• Given exercise:
Each entry has to be copied exactly, with nothing missed.
▼
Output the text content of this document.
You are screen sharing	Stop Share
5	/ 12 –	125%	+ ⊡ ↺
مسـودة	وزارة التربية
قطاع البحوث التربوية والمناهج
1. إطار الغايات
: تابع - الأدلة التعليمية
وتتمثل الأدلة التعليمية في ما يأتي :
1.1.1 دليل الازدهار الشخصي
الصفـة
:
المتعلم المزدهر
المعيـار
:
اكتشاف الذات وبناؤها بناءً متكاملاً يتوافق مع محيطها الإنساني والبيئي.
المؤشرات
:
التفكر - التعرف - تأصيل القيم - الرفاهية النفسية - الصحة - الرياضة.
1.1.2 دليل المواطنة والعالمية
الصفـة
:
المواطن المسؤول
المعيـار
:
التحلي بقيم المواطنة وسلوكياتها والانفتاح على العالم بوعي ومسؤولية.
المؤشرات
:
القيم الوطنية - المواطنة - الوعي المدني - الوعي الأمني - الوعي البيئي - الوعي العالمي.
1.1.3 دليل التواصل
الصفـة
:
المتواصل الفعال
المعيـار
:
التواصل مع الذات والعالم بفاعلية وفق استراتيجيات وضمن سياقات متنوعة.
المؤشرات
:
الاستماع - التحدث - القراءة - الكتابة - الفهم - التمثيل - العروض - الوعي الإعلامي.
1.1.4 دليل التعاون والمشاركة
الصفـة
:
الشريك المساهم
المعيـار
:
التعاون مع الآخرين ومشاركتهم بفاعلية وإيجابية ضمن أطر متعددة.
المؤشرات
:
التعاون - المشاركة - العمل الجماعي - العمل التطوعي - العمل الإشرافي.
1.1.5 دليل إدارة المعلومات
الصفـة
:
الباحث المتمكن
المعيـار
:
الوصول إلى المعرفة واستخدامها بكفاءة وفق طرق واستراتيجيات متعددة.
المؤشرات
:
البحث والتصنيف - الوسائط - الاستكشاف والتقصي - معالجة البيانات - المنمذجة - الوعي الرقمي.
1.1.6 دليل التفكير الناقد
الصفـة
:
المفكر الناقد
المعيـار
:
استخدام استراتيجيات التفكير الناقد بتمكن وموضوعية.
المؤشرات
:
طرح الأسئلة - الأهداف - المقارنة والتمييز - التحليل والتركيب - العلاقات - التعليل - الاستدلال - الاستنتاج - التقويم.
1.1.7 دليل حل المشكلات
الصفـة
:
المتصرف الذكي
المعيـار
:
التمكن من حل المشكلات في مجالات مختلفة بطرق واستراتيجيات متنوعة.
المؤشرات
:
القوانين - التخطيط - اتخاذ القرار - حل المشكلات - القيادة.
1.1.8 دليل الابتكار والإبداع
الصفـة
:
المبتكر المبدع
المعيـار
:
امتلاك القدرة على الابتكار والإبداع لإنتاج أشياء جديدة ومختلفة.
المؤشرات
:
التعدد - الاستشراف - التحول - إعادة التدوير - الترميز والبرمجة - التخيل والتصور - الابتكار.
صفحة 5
▲
• Answer for this exercise:
Output the text content of this document.
You are screen sharing	Stop Share
5	/ 12 –	125%	+ ⊡ ↺
مسـودة	وزارة التربية
قطاع البحوث التربوية والمناهج
1. إطار الغايات
: تابع - الأدلة التعليمية
وتتمثل الأدلة التعليمية في ما يأتي :
1.1.1 دليل الازدهار الشخصي
الصفـة
:
المتعلم المزدهر
المعيـار
:
اكتشاف الذات وبناؤها بناءً متكاملاً يتوافق مع محيطها الإنساني والبيئي.
المؤشرات
:
التفكر - التعرف - تأصيل القيم - الرفاهية النفسية - الصحة - الرياضة.
1.1.2 دليل المواطنة والعالمية
الصفـة
:
المواطن المسؤول
المعيـار
:
التحلي بقيم المواطنة وسلوكياتها والانفتاح على العالم بوعي ومسؤولية.
المؤشرات
:
القيم الوطنية - المواطنة - الوعي المدني - الوعي الأمني - الوعي البيئي - الوعي العالمي.
1.1.3 دليل التواصل
الصفـة
:
المتواصل الفعال
المعيـار
:
التواصل مع الذات والعالم بفاعلية وفق استراتيجيات وضمن سياقات متنوعة.
المؤشرات
:
الاستماع - التحدث - القراءة - الكتابة - الفهم - التمثيل - العروض - الوعي الإعلامي.
1.1.4 دليل التعاون والمشاركة
الصفـة
:
الشريك المساهم
المعيـار
:
التعاون مع الآخرين ومشاركتهم بفاعلية وإيجابية ضمن أطر متعددة.
المؤشرات
:
التعاون - المشاركة - العمل الجماعي - العمل التطوعي - العمل الإشرافي.
1.1.5 دليل إدارة المعلومات
الصفـة
:
الباحث المتمكن
المعيـار
:
الوصول إلى المعرفة واستخدامها بكفاءة وفق طرق واستراتيجيات متعددة.
المؤشرات
:
البحث والتصنيف - الوسائط - الاستكشاف والتقصي - معالجة البيانات - المنمذجة - الوعي الرقمي.
1.1.6 دليل التفكير الناقد
الصفـة
:
المفكر الناقد
المعيـار
:
استخدام استراتيجيات التفكير الناقد بتمكن وموضوعية.
المؤشرات
:
طرح الأسئلة - الأهداف - المقارنة والتمييز - التحليل والتركيب - العلاقات - التعليل - الاستدلال - الاستنتاج - التقويم.
1.1.7 دليل حل المشكلات
الصفـة
:
المتصرف الذكي
المعيـار
:
التمكن من حل المشكلات في مجالات مختلفة بطرق واستراتيجيات متنوعة.
المؤشرات
:
القوانين - التخطيط - اتخاذ القرار - حل المشكلات - القيادة.
1.1.8 دليل الابتكار والإبداع
الصفـة
:
المبتكر المبدع
المعيـار
:
امتلاك القدرة على الابتكار والإبداع لإنتاج أشياء جديدة ومختلفة.
المؤشرات
:
التعدد - الاستشراف - التحول - إعادة التدوير - الترميز والبرمجة - التخيل والتصور - الابتكار.
صفحة 5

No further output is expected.